**GIVEN REQUEST**
Below is a listing; write it out exactly and drop any images from it.

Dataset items
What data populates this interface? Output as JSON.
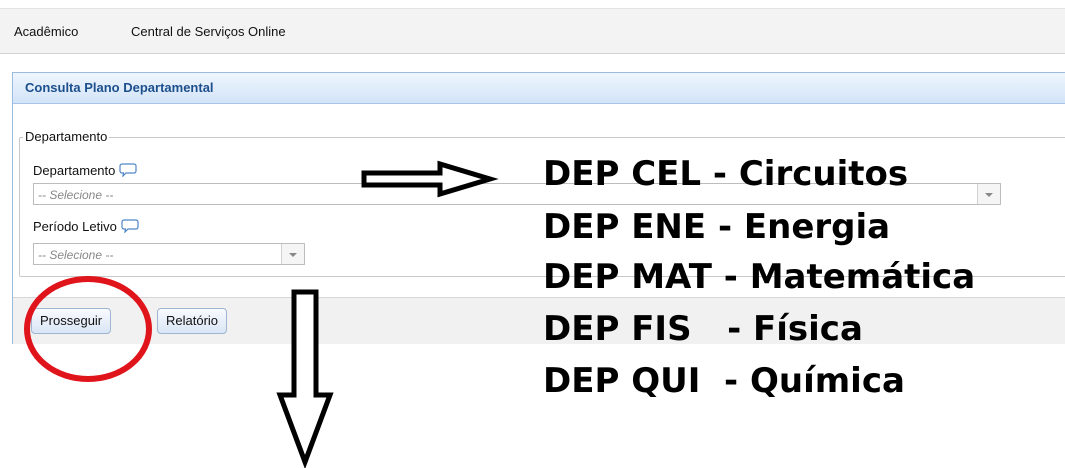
{
  "menu": {
    "items": [
      "Acadêmico",
      "Central de Serviços Online"
    ]
  },
  "panel": {
    "title": "Consulta Plano Departamental",
    "fieldset_legend": "Departamento",
    "departamento": {
      "label": "Departamento",
      "value": "-- Selecione --"
    },
    "periodo": {
      "label": "Período Letivo",
      "value": "-- Selecione --"
    },
    "buttons": {
      "prosseguir": "Prosseguir",
      "relatorio": "Relatório"
    }
  },
  "annotations": {
    "lines": [
      "DEP CEL - Circuitos",
      "DEP ENE - Energia",
      "DEP MAT - Matemática",
      "DEP FIS   - Física",
      "DEP QUI  - Química"
    ],
    "colors": {
      "circle": "#e0141b",
      "arrow": "#000000"
    }
  }
}
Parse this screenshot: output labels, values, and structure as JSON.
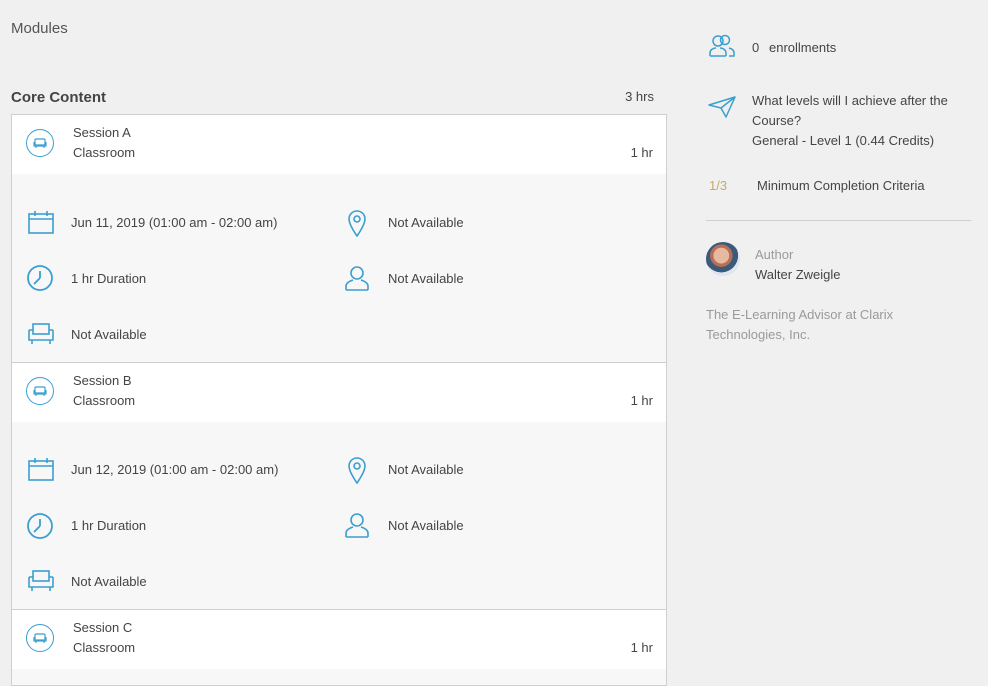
{
  "modules_label": "Modules",
  "section": {
    "title": "Core Content",
    "hours": "3 hrs"
  },
  "sessions": [
    {
      "name": "Session A",
      "type": "Classroom",
      "duration": "1 hr",
      "date": "Jun 11, 2019 (01:00 am - 02:00 am)",
      "location": "Not Available",
      "duration_text": "1 hr Duration",
      "instructor": "Not Available",
      "room": "Not Available"
    },
    {
      "name": "Session B",
      "type": "Classroom",
      "duration": "1 hr",
      "date": "Jun 12, 2019 (01:00 am - 02:00 am)",
      "location": "Not Available",
      "duration_text": "1 hr Duration",
      "instructor": "Not Available",
      "room": "Not Available"
    },
    {
      "name": "Session C",
      "type": "Classroom",
      "duration": "1 hr"
    }
  ],
  "sidebar": {
    "enrollments_count": "0",
    "enrollments_label": "enrollments",
    "levels_question_line1": "What levels will I achieve after the",
    "levels_question_line2": "Course?",
    "level_value": "General - Level 1 (0.44 Credits)",
    "completion_fraction": "1/3",
    "completion_label": "Minimum Completion Criteria",
    "author_label": "Author",
    "author_name": "Walter Zweigle",
    "author_bio_line1": "The E-Learning Advisor at Clarix",
    "author_bio_line2": "Technologies, Inc."
  },
  "colors": {
    "accent": "#3a9fd0",
    "fraction": "#c9a86a"
  }
}
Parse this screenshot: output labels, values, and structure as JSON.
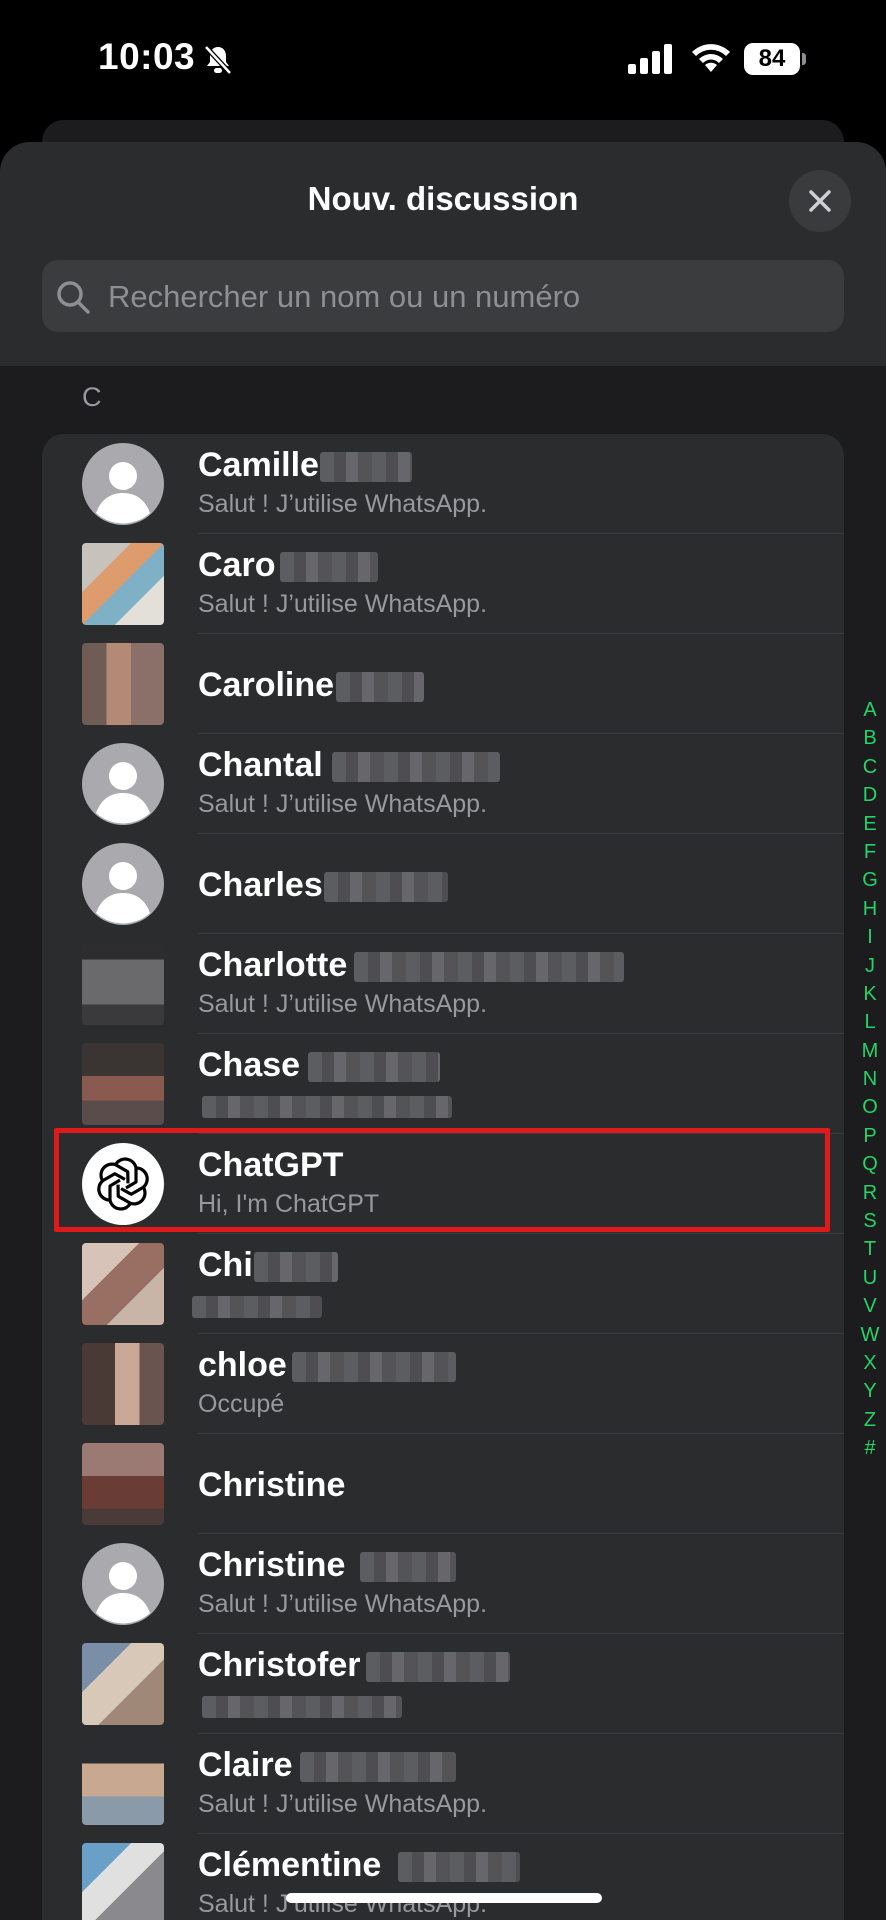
{
  "status_bar": {
    "time": "10:03",
    "battery": "84"
  },
  "header": {
    "title": "Nouv. discussion"
  },
  "search": {
    "placeholder": "Rechercher un nom ou un numéro"
  },
  "section": {
    "letter": "C"
  },
  "contacts": [
    {
      "name": "Camille",
      "status": "Salut ! J’utilise WhatsApp.",
      "avatar": "default"
    },
    {
      "name": "Caro",
      "status": "Salut ! J’utilise WhatsApp.",
      "avatar": "photo"
    },
    {
      "name": "Caroline",
      "status": "",
      "avatar": "photo"
    },
    {
      "name": "Chantal",
      "status": "Salut ! J’utilise WhatsApp.",
      "avatar": "default"
    },
    {
      "name": "Charles",
      "status": "",
      "avatar": "default"
    },
    {
      "name": "Charlotte",
      "status": "Salut ! J’utilise WhatsApp.",
      "avatar": "photo"
    },
    {
      "name": "Chase",
      "status": "",
      "avatar": "photo"
    },
    {
      "name": "ChatGPT",
      "status": "Hi, I'm ChatGPT",
      "avatar": "chatgpt-logo",
      "highlighted": true
    },
    {
      "name": "Chi",
      "status": "",
      "avatar": "photo"
    },
    {
      "name": "chloe",
      "status": "Occupé",
      "avatar": "photo"
    },
    {
      "name": "Christine",
      "status": "",
      "avatar": "photo"
    },
    {
      "name": "Christine",
      "status": "Salut ! J’utilise WhatsApp.",
      "avatar": "default"
    },
    {
      "name": "Christofer",
      "status": "",
      "avatar": "photo"
    },
    {
      "name": "Claire",
      "status": "Salut ! J’utilise WhatsApp.",
      "avatar": "photo"
    },
    {
      "name": "Clémentine",
      "status": "Salut ! J’utilise WhatsApp.",
      "avatar": "photo"
    }
  ],
  "alphabet_index": [
    "A",
    "B",
    "C",
    "D",
    "E",
    "F",
    "G",
    "H",
    "I",
    "J",
    "K",
    "L",
    "M",
    "N",
    "O",
    "P",
    "Q",
    "R",
    "S",
    "T",
    "U",
    "V",
    "W",
    "X",
    "Y",
    "Z",
    "#"
  ],
  "colors": {
    "accent": "#25D366",
    "highlight_border": "#E0191B",
    "background": "#1C1C1E"
  }
}
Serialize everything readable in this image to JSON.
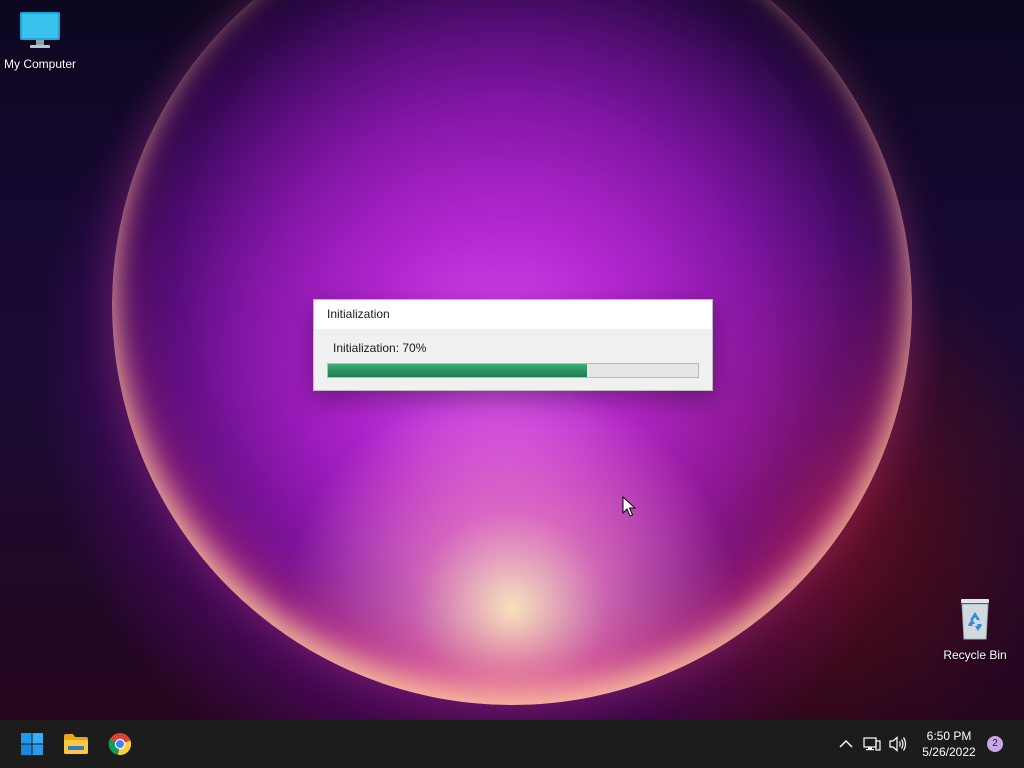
{
  "desktop": {
    "icons": [
      {
        "label": "My Computer",
        "icon": "monitor-icon"
      },
      {
        "label": "Recycle Bin",
        "icon": "recycle-bin-icon"
      }
    ]
  },
  "dialog": {
    "title": "Initialization",
    "status": "Initialization: 70%",
    "progress": 0.7
  },
  "taskbar": {
    "pinned": [
      {
        "name": "start",
        "icon": "windows-logo-icon"
      },
      {
        "name": "file-explorer",
        "icon": "folder-icon"
      },
      {
        "name": "chrome",
        "icon": "chrome-icon"
      }
    ],
    "tray": {
      "icons": [
        "chevron-up-icon",
        "network-icon",
        "volume-icon"
      ],
      "time": "6:50 PM",
      "date": "5/26/2022",
      "notifications": "2"
    }
  },
  "colors": {
    "accent": "#2a9463",
    "taskbar": "#1c1c1c"
  }
}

**COMPLETED EXERCISE**
What data populates this interface? Output as JSON.
{
  "menu": {
    "items": [
      "Acadêmico",
      "Central de Serviços Online"
    ]
  },
  "panel": {
    "title": "Consulta Plano Departamental",
    "fieldset_legend": "Departamento",
    "departamento": {
      "label": "Departamento",
      "value": "-- Selecione --"
    },
    "periodo": {
      "label": "Período Letivo",
      "value": "-- Selecione --"
    },
    "buttons": {
      "prosseguir": "Prosseguir",
      "relatorio": "Relatório"
    }
  },
  "annotations": {
    "lines": [
      "DEP CEL - Circuitos",
      "DEP ENE - Energia",
      "DEP MAT - Matemática",
      "DEP FIS   - Física",
      "DEP QUI  - Química"
    ],
    "colors": {
      "circle": "#e0141b",
      "arrow": "#000000"
    }
  }
}
Parse this screenshot: output labels, values, and structure as JSON.
{
  "modules_label": "Modules",
  "section": {
    "title": "Core Content",
    "hours": "3 hrs"
  },
  "sessions": [
    {
      "name": "Session A",
      "type": "Classroom",
      "duration": "1 hr",
      "date": "Jun 11, 2019 (01:00 am - 02:00 am)",
      "location": "Not Available",
      "duration_text": "1 hr Duration",
      "instructor": "Not Available",
      "room": "Not Available"
    },
    {
      "name": "Session B",
      "type": "Classroom",
      "duration": "1 hr",
      "date": "Jun 12, 2019 (01:00 am - 02:00 am)",
      "location": "Not Available",
      "duration_text": "1 hr Duration",
      "instructor": "Not Available",
      "room": "Not Available"
    },
    {
      "name": "Session C",
      "type": "Classroom",
      "duration": "1 hr"
    }
  ],
  "sidebar": {
    "enrollments_count": "0",
    "enrollments_label": "enrollments",
    "levels_question_line1": "What levels will I achieve after the",
    "levels_question_line2": "Course?",
    "level_value": "General - Level 1 (0.44 Credits)",
    "completion_fraction": "1/3",
    "completion_label": "Minimum Completion Criteria",
    "author_label": "Author",
    "author_name": "Walter Zweigle",
    "author_bio_line1": "The E-Learning Advisor at Clarix",
    "author_bio_line2": "Technologies, Inc."
  },
  "colors": {
    "accent": "#3a9fd0",
    "fraction": "#c9a86a"
  }
}
Parse this screenshot: output labels, values, and structure as JSON.
{
  "status_bar": {
    "time": "10:03",
    "battery": "84"
  },
  "header": {
    "title": "Nouv. discussion"
  },
  "search": {
    "placeholder": "Rechercher un nom ou un numéro"
  },
  "section": {
    "letter": "C"
  },
  "contacts": [
    {
      "name": "Camille",
      "status": "Salut ! J’utilise WhatsApp.",
      "avatar": "default"
    },
    {
      "name": "Caro",
      "status": "Salut ! J’utilise WhatsApp.",
      "avatar": "photo"
    },
    {
      "name": "Caroline",
      "status": "",
      "avatar": "photo"
    },
    {
      "name": "Chantal",
      "status": "Salut ! J’utilise WhatsApp.",
      "avatar": "default"
    },
    {
      "name": "Charles",
      "status": "",
      "avatar": "default"
    },
    {
      "name": "Charlotte",
      "status": "Salut ! J’utilise WhatsApp.",
      "avatar": "photo"
    },
    {
      "name": "Chase",
      "status": "",
      "avatar": "photo"
    },
    {
      "name": "ChatGPT",
      "status": "Hi, I'm ChatGPT",
      "avatar": "chatgpt-logo",
      "highlighted": true
    },
    {
      "name": "Chi",
      "status": "",
      "avatar": "photo"
    },
    {
      "name": "chloe",
      "status": "Occupé",
      "avatar": "photo"
    },
    {
      "name": "Christine",
      "status": "",
      "avatar": "photo"
    },
    {
      "name": "Christine",
      "status": "Salut ! J’utilise WhatsApp.",
      "avatar": "default"
    },
    {
      "name": "Christofer",
      "status": "",
      "avatar": "photo"
    },
    {
      "name": "Claire",
      "status": "Salut ! J’utilise WhatsApp.",
      "avatar": "photo"
    },
    {
      "name": "Clémentine",
      "status": "Salut ! J’utilise WhatsApp.",
      "avatar": "photo"
    }
  ],
  "alphabet_index": [
    "A",
    "B",
    "C",
    "D",
    "E",
    "F",
    "G",
    "H",
    "I",
    "J",
    "K",
    "L",
    "M",
    "N",
    "O",
    "P",
    "Q",
    "R",
    "S",
    "T",
    "U",
    "V",
    "W",
    "X",
    "Y",
    "Z",
    "#"
  ],
  "colors": {
    "accent": "#25D366",
    "highlight_border": "#E0191B",
    "background": "#1C1C1E"
  }
}
Serialize everything readable in this image to JSON.
{
  "desktop": {
    "icons": [
      {
        "label": "My Computer",
        "icon": "monitor-icon"
      },
      {
        "label": "Recycle Bin",
        "icon": "recycle-bin-icon"
      }
    ]
  },
  "dialog": {
    "title": "Initialization",
    "status": "Initialization: 70%",
    "progress": 0.7
  },
  "taskbar": {
    "pinned": [
      {
        "name": "start",
        "icon": "windows-logo-icon"
      },
      {
        "name": "file-explorer",
        "icon": "folder-icon"
      },
      {
        "name": "chrome",
        "icon": "chrome-icon"
      }
    ],
    "tray": {
      "icons": [
        "chevron-up-icon",
        "network-icon",
        "volume-icon"
      ],
      "time": "6:50 PM",
      "date": "5/26/2022",
      "notifications": "2"
    }
  },
  "colors": {
    "accent": "#2a9463",
    "taskbar": "#1c1c1c"
  }
}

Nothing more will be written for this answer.